** START TEXT SECTION **
One thing is sure, these days every political party has a website to publish their message, and right now its one of their key places to disseminate their content from – often reticulating from the web site to the wider broadcast media.
As a source of truth for each party, how well are they implementing modern web security that’s free to implement and use?
I’ve used a number of tools in the past, but I chose just two to do a straw poll to examine them.
The first is Scott Helm’s SecurityHeaders.com. A simple rating A through F gives the general overview of the way the curators of the various sites have activated browser support to help ensure their content – and the visitors to their sites – are as protected as possible.
Scott does a fantastic job of adjusting the ratings over time, as new capabilities are established as commonplace amongst the major web browser platforms. It’s a free service to check any site, publicly available, and you can check your favourite site (such as your employer, or band) right now!
The second services is Qualys’ SSLLabs.com (originally by Ivan Ristic, who now operates hardenize.com – worth a look too). Instead of looking at the simple text headers, SSLLabs looks at the encryption used over the untrusted Internet, and a few other attributes, and again gives an A through F report, so it is easy to understand who does a good job, and who is not quite there yet.
** END TEXT SECTION **
** START EXTRACTED RECORDS **
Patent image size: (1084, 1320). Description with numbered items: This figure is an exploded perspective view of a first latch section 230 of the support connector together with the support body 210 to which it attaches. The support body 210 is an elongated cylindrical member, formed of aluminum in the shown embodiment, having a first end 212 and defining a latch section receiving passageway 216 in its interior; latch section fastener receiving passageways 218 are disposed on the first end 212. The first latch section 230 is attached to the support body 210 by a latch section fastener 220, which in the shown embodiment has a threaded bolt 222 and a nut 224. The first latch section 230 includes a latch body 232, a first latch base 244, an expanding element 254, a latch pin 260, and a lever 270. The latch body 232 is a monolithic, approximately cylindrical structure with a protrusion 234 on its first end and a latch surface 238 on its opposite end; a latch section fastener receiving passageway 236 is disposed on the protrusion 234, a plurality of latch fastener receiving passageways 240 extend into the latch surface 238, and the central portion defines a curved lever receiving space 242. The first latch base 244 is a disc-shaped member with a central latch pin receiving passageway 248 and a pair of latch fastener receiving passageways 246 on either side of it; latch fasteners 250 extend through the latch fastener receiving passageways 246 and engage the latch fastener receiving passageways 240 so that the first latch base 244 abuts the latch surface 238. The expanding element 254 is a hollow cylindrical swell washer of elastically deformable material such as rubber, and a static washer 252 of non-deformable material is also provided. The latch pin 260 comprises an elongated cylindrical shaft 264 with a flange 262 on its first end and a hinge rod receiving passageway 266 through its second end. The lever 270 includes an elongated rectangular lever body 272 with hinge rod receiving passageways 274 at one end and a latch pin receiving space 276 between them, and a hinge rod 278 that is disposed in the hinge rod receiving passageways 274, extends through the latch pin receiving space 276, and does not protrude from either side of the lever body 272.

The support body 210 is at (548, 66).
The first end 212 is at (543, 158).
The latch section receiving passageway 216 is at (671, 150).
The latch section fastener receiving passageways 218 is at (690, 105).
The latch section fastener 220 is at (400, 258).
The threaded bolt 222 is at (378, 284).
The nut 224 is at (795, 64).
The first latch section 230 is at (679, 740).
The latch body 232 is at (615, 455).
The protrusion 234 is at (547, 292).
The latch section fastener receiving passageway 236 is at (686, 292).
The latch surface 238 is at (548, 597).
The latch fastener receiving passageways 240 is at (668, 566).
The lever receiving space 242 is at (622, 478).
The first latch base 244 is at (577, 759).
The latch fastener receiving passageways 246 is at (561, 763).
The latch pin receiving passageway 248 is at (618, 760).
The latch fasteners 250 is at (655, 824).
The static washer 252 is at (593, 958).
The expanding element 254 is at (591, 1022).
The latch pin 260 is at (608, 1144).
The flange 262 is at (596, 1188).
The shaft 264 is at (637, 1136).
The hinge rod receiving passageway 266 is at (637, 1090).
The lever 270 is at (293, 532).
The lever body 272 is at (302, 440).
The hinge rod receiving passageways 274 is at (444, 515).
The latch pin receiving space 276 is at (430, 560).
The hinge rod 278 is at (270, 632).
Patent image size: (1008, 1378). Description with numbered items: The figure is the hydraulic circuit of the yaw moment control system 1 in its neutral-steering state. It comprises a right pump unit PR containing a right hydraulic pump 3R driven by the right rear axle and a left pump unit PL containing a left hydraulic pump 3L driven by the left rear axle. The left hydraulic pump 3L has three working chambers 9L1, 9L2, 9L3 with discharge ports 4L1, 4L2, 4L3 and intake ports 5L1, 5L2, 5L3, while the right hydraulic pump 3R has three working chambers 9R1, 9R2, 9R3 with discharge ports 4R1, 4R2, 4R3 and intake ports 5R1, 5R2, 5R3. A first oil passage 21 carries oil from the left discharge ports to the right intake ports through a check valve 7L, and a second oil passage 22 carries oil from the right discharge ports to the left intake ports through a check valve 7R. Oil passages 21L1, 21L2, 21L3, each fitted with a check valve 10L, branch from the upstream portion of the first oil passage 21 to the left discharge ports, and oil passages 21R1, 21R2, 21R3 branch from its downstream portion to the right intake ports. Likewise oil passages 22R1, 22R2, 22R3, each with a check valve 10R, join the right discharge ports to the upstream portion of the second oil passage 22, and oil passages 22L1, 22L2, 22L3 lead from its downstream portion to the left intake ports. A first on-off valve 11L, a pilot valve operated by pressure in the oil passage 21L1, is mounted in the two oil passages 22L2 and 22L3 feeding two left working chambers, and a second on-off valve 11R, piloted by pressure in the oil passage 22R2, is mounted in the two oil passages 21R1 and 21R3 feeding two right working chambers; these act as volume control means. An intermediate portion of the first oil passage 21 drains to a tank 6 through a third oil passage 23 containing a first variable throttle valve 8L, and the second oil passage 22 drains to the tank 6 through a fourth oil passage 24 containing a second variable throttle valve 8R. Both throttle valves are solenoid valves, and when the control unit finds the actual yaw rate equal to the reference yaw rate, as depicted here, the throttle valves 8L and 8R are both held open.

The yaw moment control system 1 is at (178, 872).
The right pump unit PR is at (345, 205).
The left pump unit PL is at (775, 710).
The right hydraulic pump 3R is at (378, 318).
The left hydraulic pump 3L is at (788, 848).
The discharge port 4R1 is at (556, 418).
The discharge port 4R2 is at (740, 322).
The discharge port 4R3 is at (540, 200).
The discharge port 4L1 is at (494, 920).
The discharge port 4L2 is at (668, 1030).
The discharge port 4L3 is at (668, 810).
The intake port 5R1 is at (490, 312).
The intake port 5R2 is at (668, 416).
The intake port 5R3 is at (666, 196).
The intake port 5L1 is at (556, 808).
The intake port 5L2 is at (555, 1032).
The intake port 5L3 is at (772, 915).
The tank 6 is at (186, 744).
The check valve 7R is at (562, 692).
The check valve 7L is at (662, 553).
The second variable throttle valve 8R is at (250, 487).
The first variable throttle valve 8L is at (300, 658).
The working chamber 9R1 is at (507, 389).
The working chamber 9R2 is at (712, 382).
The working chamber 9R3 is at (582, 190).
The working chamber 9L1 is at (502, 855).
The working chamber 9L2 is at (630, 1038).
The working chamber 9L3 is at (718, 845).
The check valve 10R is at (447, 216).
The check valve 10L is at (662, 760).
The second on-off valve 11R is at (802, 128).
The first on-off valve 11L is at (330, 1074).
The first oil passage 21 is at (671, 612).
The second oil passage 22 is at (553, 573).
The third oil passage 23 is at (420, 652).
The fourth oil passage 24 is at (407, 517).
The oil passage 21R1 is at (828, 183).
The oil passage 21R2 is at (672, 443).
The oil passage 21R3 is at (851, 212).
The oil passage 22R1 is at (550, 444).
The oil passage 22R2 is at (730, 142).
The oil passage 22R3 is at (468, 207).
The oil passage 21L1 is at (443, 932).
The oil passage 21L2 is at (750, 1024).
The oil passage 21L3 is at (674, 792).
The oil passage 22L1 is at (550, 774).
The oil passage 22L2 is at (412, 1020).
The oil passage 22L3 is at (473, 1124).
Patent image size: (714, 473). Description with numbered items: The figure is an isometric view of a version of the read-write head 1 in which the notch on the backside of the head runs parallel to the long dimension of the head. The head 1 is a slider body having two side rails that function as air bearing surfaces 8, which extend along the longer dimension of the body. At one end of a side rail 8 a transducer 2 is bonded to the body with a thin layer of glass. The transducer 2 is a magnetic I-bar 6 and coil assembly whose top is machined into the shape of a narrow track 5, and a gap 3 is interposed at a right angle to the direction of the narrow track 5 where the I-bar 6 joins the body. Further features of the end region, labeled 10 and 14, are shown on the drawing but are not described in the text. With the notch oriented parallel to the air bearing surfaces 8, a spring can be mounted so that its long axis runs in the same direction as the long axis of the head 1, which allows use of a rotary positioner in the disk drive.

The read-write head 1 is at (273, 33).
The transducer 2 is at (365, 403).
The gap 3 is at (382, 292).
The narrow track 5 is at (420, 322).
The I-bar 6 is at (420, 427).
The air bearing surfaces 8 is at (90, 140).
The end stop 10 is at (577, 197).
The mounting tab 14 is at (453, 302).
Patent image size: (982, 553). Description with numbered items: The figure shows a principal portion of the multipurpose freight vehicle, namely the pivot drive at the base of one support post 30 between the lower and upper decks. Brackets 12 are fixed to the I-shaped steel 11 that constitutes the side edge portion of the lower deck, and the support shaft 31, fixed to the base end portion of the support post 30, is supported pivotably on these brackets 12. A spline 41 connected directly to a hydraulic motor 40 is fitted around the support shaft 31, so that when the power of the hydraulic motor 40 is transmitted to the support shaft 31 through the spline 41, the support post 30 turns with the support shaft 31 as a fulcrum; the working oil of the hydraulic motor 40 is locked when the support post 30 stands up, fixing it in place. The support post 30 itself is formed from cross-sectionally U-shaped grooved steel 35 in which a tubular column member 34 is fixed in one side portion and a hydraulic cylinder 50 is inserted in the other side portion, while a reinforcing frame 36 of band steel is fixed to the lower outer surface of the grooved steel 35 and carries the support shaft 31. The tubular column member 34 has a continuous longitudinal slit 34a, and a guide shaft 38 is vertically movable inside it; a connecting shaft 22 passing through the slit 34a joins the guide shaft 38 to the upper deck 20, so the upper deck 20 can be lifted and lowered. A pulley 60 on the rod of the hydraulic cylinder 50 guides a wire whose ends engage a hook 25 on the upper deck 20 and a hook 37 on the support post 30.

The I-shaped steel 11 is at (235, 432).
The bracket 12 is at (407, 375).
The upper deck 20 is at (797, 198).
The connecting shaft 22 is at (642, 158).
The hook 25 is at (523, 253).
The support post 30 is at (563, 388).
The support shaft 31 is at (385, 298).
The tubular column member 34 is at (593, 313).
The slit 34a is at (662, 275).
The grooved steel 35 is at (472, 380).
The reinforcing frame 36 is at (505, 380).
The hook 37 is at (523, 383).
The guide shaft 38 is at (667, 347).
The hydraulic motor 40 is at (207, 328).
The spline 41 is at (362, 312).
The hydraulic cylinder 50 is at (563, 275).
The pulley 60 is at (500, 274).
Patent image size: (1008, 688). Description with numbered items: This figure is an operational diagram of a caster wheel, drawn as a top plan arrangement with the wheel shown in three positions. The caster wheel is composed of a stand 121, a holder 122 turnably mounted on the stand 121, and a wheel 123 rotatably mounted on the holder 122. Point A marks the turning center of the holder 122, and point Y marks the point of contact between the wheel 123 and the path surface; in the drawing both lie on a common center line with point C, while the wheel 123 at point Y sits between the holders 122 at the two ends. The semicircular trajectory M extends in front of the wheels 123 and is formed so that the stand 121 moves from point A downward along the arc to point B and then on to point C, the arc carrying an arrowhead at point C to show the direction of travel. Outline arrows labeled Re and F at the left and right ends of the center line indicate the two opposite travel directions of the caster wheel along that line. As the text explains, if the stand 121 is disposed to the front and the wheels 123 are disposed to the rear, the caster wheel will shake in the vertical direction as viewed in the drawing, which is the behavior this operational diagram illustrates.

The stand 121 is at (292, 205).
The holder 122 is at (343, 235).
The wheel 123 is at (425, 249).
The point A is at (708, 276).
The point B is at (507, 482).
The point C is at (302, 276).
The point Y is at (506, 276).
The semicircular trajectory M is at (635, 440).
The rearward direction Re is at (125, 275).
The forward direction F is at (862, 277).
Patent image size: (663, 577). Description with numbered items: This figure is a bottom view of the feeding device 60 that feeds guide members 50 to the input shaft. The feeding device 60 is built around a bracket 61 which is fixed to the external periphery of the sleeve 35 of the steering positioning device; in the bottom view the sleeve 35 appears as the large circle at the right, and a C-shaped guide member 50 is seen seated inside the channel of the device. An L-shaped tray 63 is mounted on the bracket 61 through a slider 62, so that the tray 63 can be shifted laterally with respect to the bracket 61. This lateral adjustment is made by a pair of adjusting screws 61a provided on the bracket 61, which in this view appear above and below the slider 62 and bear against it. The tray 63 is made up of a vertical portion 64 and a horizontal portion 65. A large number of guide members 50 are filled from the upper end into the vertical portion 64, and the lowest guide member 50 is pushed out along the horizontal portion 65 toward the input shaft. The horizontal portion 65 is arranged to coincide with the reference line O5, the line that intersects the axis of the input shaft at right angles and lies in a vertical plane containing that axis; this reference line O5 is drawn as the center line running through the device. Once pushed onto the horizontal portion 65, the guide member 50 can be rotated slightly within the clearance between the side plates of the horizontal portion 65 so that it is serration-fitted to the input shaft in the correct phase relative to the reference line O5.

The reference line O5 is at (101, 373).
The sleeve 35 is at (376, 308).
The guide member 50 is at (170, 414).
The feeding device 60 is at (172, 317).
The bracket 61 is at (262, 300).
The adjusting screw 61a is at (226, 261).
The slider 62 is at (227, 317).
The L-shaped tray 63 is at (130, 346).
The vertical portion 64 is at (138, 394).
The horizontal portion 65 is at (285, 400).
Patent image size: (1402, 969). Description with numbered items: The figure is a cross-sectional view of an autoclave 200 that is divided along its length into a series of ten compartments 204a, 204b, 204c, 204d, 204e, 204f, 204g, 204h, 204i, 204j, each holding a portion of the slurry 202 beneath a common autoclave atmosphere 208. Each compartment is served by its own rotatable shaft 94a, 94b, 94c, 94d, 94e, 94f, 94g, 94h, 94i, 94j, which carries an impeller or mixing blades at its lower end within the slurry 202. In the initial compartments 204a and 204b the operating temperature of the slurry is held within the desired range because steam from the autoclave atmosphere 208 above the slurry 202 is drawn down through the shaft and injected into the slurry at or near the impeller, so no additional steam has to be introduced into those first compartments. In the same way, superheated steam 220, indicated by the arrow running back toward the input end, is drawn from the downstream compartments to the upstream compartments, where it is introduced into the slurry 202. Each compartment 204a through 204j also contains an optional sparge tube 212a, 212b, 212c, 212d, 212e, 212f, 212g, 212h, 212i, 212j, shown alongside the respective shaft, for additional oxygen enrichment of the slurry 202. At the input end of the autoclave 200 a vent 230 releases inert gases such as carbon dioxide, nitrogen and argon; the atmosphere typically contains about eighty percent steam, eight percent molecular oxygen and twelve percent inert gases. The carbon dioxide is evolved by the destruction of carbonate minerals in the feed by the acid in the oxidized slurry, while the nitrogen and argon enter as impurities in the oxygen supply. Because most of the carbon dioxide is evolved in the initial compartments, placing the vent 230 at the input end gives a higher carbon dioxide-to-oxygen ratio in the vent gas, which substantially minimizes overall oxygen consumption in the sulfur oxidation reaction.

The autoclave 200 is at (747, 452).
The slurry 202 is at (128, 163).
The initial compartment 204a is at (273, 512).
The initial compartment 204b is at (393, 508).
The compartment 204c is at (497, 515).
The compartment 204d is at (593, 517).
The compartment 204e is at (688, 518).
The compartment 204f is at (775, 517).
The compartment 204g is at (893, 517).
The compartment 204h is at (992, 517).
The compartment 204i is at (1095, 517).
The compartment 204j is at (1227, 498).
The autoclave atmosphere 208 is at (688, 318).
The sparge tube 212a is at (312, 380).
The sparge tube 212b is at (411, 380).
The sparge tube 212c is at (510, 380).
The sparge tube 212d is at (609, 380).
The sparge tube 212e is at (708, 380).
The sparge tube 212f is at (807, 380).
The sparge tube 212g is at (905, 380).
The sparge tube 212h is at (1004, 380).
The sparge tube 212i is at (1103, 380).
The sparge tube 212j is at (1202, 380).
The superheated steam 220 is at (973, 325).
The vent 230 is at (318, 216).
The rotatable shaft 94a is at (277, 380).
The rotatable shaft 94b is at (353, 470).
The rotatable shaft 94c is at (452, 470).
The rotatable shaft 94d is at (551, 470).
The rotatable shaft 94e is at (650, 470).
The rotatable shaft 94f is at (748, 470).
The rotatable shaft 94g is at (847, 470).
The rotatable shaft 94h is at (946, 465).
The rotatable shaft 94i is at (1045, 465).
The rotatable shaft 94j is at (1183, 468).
** END EXTRACTED RECORDS **
__DIRECTIVES__:
**A)** In the web security text, what does SSLLabs examine instead of the simple text headers?
**B)** Resume the web security text from where it stops.
The drawing layout records were taken from a different source than the web security text.

__PER-TASK ANSWERS__:
**A)** It looks at the encryption used over the untrusted Internet, along with a few other attributes.

**B)**
The Australian Labour Party
The ALP lives at https://www.alp.org.au/. Let’s start with the simple security headers rating:
That’ s a pretty poor outing. The first header activated is a legacy security header used to instruct browsers about having content rendered with iframe and frame HTML elements – these days accomplished via a Content Security Policy. Secondly they have indicated to browsers that their site is an HTTPS site and should only ever be contacted using encrypted communications (TLS, or HTTPS), and never over plain-text unencrypted HTTP.
So what?
Content Security Policies (CSPs) are about to become a mandated part of the Payment Card Industry (PCI) Data Security Standard, currently in draft, that any payment page on the Internet (you know, the one you use every day when you buy something online and enter card holder details) will be required to have a CSP to help protect the security of the web page. A CSP doesn’t cost anything, it’s just a text field letting your browser know boundaries from where it can fetch additional content to render the page. And if it’s good enough for a payment page, then its good enough for anything you’re trying to have a strong security reputation on.
OK, let’s move to the TLS (formerly called SSL) strength, with SSLLabs:
Well, they’ve left the older TLS 1.1 protocol enabled. That’s been deprecated since around 2016, so only 6 years out of date. It’ s nice to see the newest TLS 1.3 is enabled here, and the encryption ciphers are ordered with stronger crypto before weaker ciphers (why are those older ones still enabled, as they are likely ever legitimately used?). The test shows that the more efficient HTTP2 has not been enabled, and the simple Certificate Authority Authorization record in DNS has not been set – which helps declare which Certificate Authorities are permitted to issue the trust certificates for alp.org.au.
We notice that there is just one IPv4 address returned when doing this check which raises a few questions:
- there is no apparent Content Delivery Network in place
- dual-stack support for IPv6 has not been enabled
- there’s possibly only one site for this service to run from?
A traceroute for this appears to disappear into MSN.net in Melbourne.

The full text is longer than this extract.